▶ [STATED GOAL]
Extract from the listing each line in which the word "味方のスキルゲージチャージ量" appears.

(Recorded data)
————

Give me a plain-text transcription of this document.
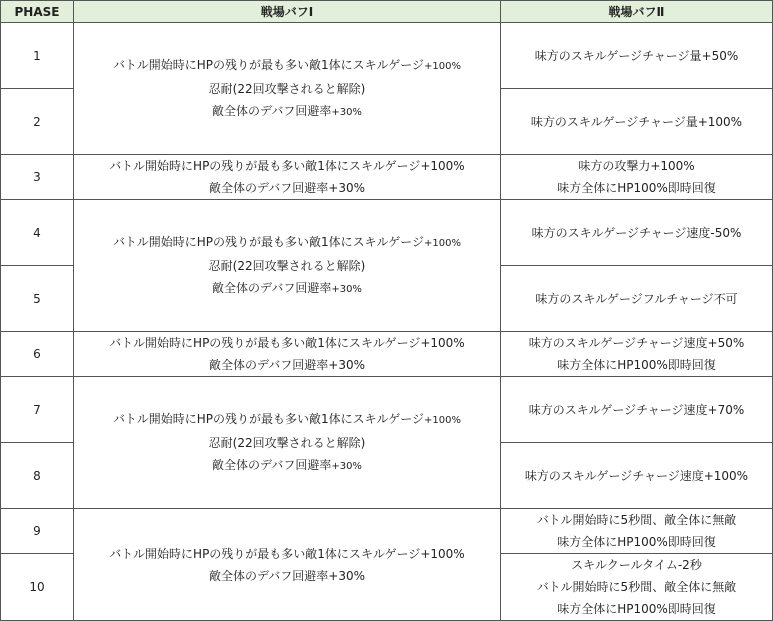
PHASE	戦場バフⅠ	戦場バフⅡ
1	バトル開始時にHPの残りが最も多い敵1体にスキルゲージ+100%
忍耐(22回攻撃されると解除)
敵全体のデバフ回避率+30%	味方のスキルゲージチャージ量+50%

2		味方のスキルゲージチャージ量+100%

3	バトル開始時にHPの残りが最も多い敵1体にスキルゲージ+100%
敵全体のデバフ回避率+30%	味方の攻撃力+100%
味方全体にHP100%即時回復

4	バトル開始時にHPの残りが最も多い敵1体にスキルゲージ+100%
忍耐(22回攻撃されると解除)
敵全体のデバフ回避率+30%	味方のスキルゲージチャージ速度-50%

5		味方のスキルゲージフルチャージ不可

6	バトル開始時にHPの残りが最も多い敵1体にスキルゲージ+100%
敵全体のデバフ回避率+30%	味方のスキルゲージチャージ速度+50%
味方全体にHP100%即時回復

7	バトル開始時にHPの残りが最も多い敵1体にスキルゲージ+100%
忍耐(22回攻撃されると解除)
敵全体のデバフ回避率+30%	味方のスキルゲージチャージ速度+70%

8		味方のスキルゲージチャージ速度+100%

9	バトル開始時にHPの残りが最も多い敵1体にスキルゲージ+100%
敵全体のデバフ回避率+30%	バトル開始時に5秒間、敵全体に無敵
味方全体にHP100%即時回復

10		スキルクールタイム-2秒
バトル開始時に5秒間、敵全体に無敵
味方全体にHP100%即時回復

————

▶ [COMPLETED EXERCISE]
敵全体のデバフ回避率+30%	味方のスキルゲージチャージ量+50%
2		味方のスキルゲージチャージ量+100%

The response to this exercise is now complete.